Things to do:
a. Could you rewrite the paragraph of the flameholder and ignition text that begins "It was still difficult to get it to ignite consistently" as a short list that keeps its main facts?
b. Do these statements agree with the flameholder and ignition text? Answer yes or no for each, and quote the deciding words. (i) A single 1.25” angle across the chamber produced a stronger flame than the tubing cross. (ii) Multiple smaller flameholders are more stable than one larger flameholder. (iii) Ignition improved when the sparks were changed from 250 Hz to 100 Hz.
c. Can you carry on the flameholder and ignition text, starting right after its final sentence?

Extract provided:
----
A single 1.25” angle across the chamber gave a visibly stronger flame than the tubing cross.  The book “Gas Turbine Combustion” by Arthur H. Lefebvre (a good, informative book) has some data on flameholders that follow a few general trends: larger flameholders are more stable than multiple smaller ones, and for angular gutters, increasing the angle (from 60 to 90, for example) increases the stability, but at an increased pressure drop.

 

It was still difficult to get it to ignite consistently.  We tried a couple different spark plug locations, and found that it worked better with the plug about an inch below the angle, which was a bit surprising.  We got a good improvement in ignition when we switched from 100hz sparks to 250 hz sparks.  It would ignite almost all the time, but it sometimes took several seconds.
----
Supplied data:
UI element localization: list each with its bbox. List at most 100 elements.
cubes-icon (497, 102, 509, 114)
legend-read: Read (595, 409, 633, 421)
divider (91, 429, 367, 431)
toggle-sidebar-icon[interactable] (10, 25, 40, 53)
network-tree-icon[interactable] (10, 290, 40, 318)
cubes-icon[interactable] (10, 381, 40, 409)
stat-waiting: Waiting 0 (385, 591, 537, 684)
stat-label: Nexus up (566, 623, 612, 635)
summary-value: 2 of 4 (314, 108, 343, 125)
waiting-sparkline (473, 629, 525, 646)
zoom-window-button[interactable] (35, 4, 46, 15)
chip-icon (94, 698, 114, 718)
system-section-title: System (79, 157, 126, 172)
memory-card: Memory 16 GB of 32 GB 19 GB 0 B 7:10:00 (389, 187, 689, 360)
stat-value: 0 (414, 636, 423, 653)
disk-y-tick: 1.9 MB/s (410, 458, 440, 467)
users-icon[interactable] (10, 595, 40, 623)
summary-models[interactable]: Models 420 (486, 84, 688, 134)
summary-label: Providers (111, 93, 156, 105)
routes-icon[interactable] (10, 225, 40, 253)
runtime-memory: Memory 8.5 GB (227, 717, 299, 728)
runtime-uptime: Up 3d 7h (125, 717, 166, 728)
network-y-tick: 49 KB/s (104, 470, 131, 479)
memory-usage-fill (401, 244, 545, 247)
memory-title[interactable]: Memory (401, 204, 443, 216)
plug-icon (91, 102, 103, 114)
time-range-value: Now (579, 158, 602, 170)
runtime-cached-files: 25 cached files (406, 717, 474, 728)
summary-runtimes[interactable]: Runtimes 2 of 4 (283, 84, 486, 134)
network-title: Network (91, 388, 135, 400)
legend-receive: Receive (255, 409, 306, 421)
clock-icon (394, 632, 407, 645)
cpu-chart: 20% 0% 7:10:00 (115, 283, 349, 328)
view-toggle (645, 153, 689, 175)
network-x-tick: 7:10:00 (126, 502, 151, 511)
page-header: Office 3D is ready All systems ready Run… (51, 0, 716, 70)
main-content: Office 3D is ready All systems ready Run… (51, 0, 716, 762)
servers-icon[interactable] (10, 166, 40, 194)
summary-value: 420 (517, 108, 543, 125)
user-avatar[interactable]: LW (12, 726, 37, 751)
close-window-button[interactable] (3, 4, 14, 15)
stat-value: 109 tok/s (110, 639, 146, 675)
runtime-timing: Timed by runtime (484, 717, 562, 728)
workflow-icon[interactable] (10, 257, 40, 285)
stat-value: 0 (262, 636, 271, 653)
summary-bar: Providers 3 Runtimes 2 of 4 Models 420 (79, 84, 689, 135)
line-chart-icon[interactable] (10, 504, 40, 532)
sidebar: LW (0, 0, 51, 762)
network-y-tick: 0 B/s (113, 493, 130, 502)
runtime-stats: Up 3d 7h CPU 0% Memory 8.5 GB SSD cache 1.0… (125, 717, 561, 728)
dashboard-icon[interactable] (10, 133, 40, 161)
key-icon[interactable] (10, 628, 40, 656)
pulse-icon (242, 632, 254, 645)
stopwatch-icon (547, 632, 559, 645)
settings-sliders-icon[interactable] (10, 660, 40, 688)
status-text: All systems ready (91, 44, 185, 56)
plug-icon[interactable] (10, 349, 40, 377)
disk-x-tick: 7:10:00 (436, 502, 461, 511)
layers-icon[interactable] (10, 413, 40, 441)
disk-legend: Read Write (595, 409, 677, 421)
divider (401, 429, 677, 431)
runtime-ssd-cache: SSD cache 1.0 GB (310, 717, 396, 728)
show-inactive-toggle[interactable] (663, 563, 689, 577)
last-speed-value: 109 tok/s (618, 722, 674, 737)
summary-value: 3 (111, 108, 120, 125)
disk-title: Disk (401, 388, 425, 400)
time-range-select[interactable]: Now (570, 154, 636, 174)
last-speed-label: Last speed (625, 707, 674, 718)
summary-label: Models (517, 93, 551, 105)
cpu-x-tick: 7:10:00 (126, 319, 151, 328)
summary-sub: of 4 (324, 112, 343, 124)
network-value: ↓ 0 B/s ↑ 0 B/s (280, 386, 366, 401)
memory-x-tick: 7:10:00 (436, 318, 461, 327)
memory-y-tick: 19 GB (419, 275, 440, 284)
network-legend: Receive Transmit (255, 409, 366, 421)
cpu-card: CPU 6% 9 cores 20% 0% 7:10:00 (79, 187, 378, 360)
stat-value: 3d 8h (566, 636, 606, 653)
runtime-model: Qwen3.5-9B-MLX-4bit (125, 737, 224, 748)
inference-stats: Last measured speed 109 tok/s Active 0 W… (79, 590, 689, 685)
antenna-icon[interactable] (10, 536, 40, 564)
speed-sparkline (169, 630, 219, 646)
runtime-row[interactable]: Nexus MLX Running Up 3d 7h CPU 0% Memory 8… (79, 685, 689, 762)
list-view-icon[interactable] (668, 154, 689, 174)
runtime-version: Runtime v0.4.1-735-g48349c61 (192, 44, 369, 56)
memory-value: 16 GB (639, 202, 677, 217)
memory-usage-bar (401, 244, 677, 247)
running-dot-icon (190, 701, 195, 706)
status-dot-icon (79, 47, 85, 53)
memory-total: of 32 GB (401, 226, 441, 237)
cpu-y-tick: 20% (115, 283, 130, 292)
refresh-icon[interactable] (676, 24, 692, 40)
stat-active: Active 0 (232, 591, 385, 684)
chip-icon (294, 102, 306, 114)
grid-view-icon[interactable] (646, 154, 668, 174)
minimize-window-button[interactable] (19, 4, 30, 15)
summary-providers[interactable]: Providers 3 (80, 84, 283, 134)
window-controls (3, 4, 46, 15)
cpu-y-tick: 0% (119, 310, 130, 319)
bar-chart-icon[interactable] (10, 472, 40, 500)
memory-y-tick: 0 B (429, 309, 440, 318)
----
Your written answers:
a.
- Consistent ignition was still difficult.
- After trying a couple of spark plug locations, the team found that it worked better with the plug about an inch below the angle, which was somewhat surprising.
- Switching from 100 Hz to 250 Hz sparks gave a good improvement in ignition.
- It then ignited almost every time, but sometimes took several seconds.

b.
(i) Yes: "A single 1.25” angle across the chamber gave a visibly stronger flame than the tubing cross."
(ii) No: "larger flameholders are more stable than multiple smaller ones"
(iii) No: "We got a good improvement in ignition when we switched from 100hz sparks to 250 hz sparks."

c.
We had been using an MSD small engine controller and MSD DIS coil that came with the XCOR igniter, so we tried moving to a higher energy system: an MSD-7A-AL3 with a ProPower-HVC coil.  This made a strong spark even at 500 hz, but it didn’t seem to improve the ignition characteristics.  We have the top-of-the-line MSD-10Plus system on order, which puts out several times more energy, which we hope improves things.  These big ignition systems will add 5lb per engine, unfortunately.

 

The pipe tap spark plugs we had been using were rusting badly in our chambers, so we got some new Autolite Platinum Pro spark plugs, number APP847.  The bodies are nickel plated, so peroxide won’t hurt them, and platinum electrode surfaces should decompose any peroxide that hits them.  These are gasket seat plugs, so we do need to flatted down the engine side before tapping them, which we didn’t have to do with the NPT plugs.  The change in plugs didn’t seem to have an impact on ignition.

 

We tried using a heavy perf plate (1/2” holes, ¼” thick, 40% open area) with a spark plug under it as a flameholder.  It did hold flame over the surface, but it was much weaker, with more liquid passing by, than the single angle bar, even though it had much more pressure drop.  This follows the guideline of larger flameholders instead of smaller ones.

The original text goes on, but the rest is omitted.